— Start Material provided —

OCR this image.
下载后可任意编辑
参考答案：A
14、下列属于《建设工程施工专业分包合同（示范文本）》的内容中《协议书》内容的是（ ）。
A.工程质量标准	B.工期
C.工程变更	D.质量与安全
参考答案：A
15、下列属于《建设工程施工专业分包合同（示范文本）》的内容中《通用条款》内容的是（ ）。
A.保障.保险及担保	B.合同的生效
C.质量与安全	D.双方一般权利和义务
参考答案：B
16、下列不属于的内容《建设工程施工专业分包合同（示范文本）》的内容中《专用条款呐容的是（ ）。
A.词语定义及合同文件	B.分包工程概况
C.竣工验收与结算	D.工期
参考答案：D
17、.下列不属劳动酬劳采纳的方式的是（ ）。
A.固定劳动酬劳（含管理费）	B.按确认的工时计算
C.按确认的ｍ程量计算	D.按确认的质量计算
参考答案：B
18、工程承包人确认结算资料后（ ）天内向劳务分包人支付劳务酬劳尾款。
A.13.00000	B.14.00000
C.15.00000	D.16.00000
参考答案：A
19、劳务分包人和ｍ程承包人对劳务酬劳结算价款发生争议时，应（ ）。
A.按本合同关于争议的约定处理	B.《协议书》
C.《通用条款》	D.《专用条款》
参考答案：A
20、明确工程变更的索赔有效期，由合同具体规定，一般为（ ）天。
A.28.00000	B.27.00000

— End Material provided —

**Your objective**
From the records above, extract each line exactly as shown.

**Task answer**
OCR this image.
下载后可任意编辑
参考答案：A
14、下列属于《建设工程施工专业分包合同（示范文本）》的内容中《协议书》内容的是（ ）。
A.工程质量标准	B.工期
C.工程变更	D.质量与安全
参考答案：A
15、下列属于《建设工程施工专业分包合同（示范文本）》的内容中《通用条款》内容的是（ ）。
A.保障.保险及担保	B.合同的生效
C.质量与安全	D.双方一般权利和义务
参考答案：B
16、下列不属于的内容《建设工程施工专业分包合同（示范文本）》的内容中《专用条款呐容的是（ ）。
A.词语定义及合同文件	B.分包工程概况
C.竣工验收与结算	D.工期
参考答案：D
17、.下列不属劳动酬劳采纳的方式的是（ ）。
A.固定劳动酬劳（含管理费）	B.按确认的工时计算
C.按确认的ｍ程量计算	D.按确认的质量计算
参考答案：B
18、工程承包人确认结算资料后（ ）天内向劳务分包人支付劳务酬劳尾款。
A.13.00000	B.14.00000
C.15.00000	D.16.00000
参考答案：A
19、劳务分包人和ｍ程承包人对劳务酬劳结算价款发生争议时，应（ ）。
A.按本合同关于争议的约定处理	B.《协议书》
C.《通用条款》	D.《专用条款》
参考答案：A
20、明确工程变更的索赔有效期，由合同具体规定，一般为（ ）天。
A.28.00000	B.27.00000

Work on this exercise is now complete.